## [What is needed]
Each line of the records must appear in your answer exactly, with no pictures.

+ + + +

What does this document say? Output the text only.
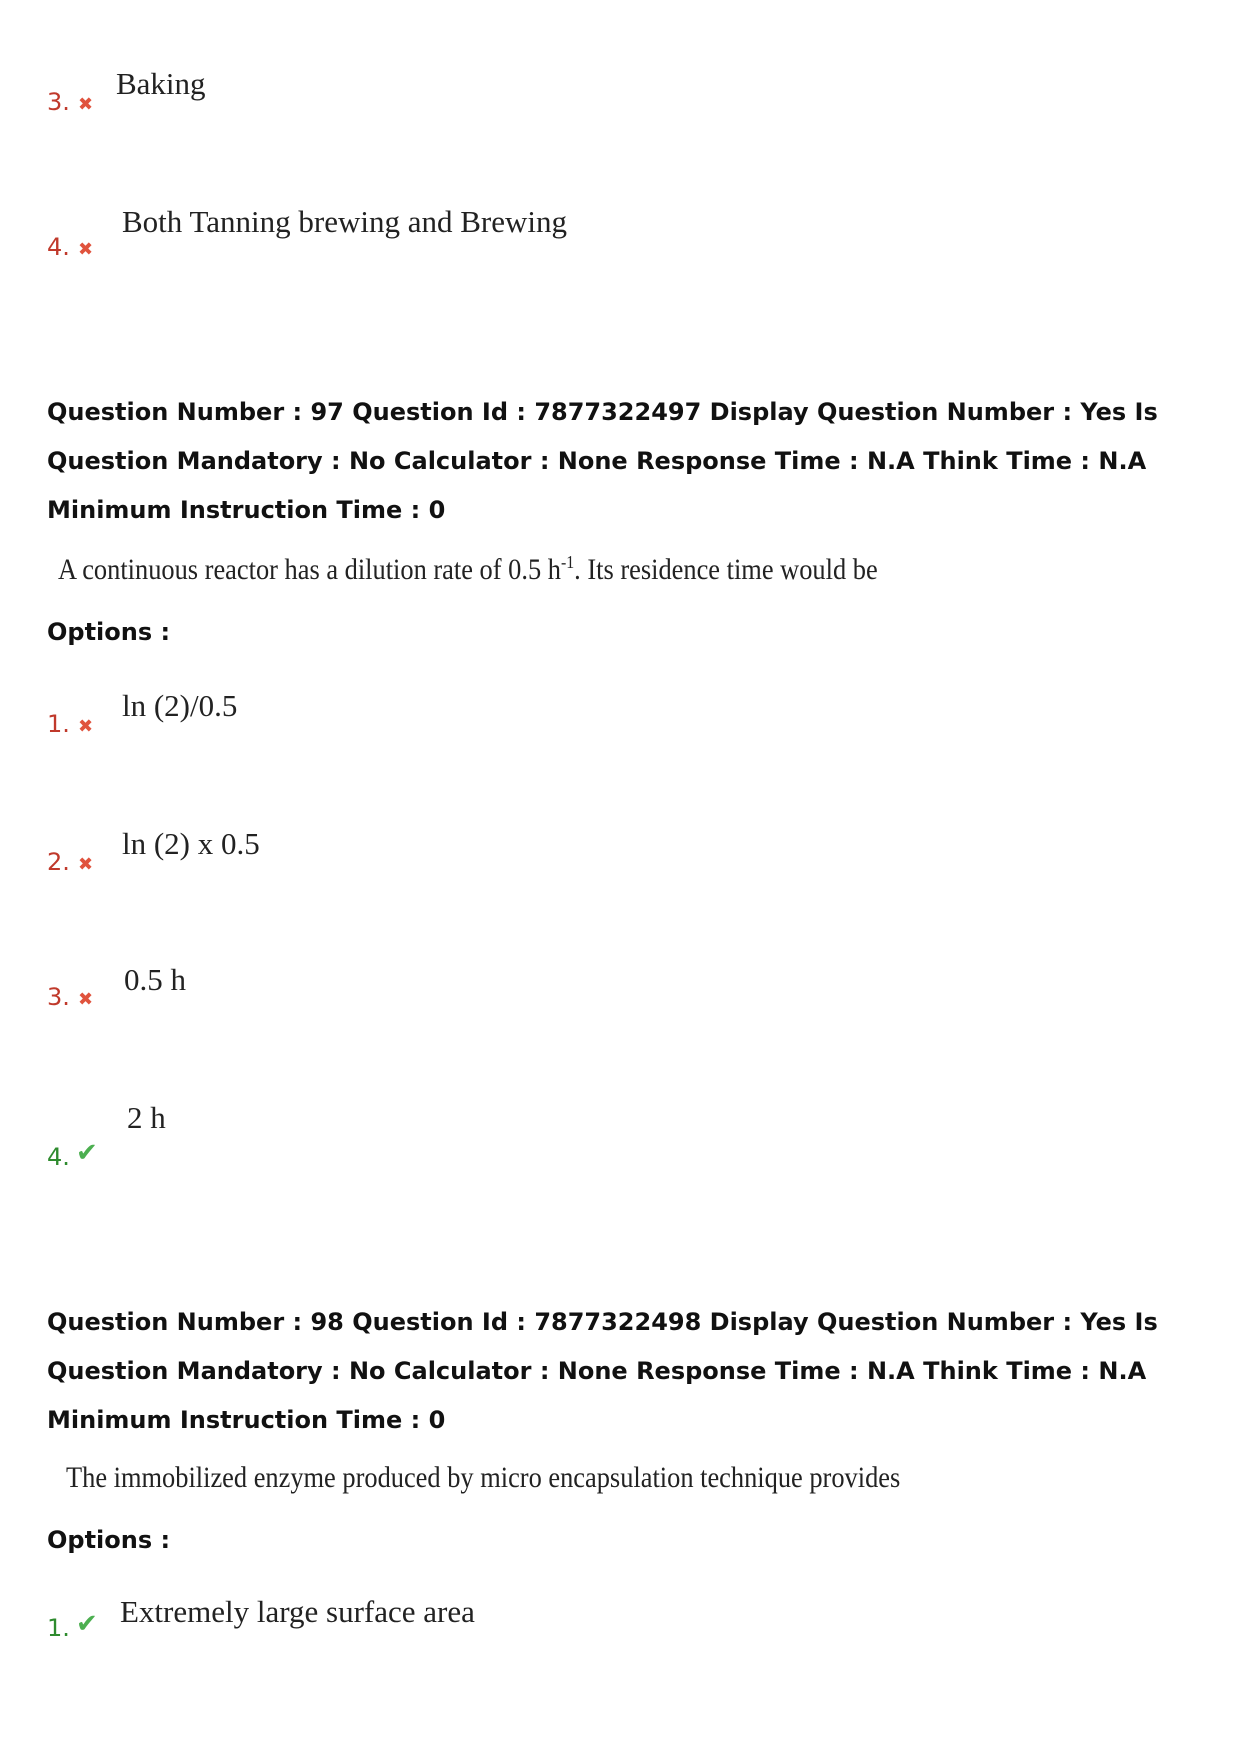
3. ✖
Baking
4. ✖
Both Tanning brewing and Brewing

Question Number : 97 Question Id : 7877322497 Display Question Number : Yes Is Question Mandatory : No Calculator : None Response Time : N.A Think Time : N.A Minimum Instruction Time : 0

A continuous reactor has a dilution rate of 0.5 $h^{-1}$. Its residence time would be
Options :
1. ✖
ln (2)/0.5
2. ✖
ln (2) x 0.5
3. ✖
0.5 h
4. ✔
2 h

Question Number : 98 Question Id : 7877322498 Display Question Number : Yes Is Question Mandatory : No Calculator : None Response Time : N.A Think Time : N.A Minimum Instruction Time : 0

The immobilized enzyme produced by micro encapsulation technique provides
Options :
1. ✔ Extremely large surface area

+ + + +

## [Result of this exercise]
What does this document say? Output the text only.
3. ✖
Baking
4. ✖
Both Tanning brewing and Brewing

Question Number : 97 Question Id : 7877322497 Display Question Number : Yes Is Question Mandatory : No Calculator : None Response Time : N.A Think Time : N.A Minimum Instruction Time : 0

A continuous reactor has a dilution rate of 0.5 $h^{-1}$. Its residence time would be
Options :
1. ✖
ln (2)/0.5
2. ✖
ln (2) x 0.5
3. ✖
0.5 h
4. ✔
2 h

Question Number : 98 Question Id : 7877322498 Display Question Number : Yes Is Question Mandatory : No Calculator : None Response Time : N.A Think Time : N.A Minimum Instruction Time : 0

The immobilized enzyme produced by micro encapsulation technique provides
Options :
1. ✔ Extremely large surface area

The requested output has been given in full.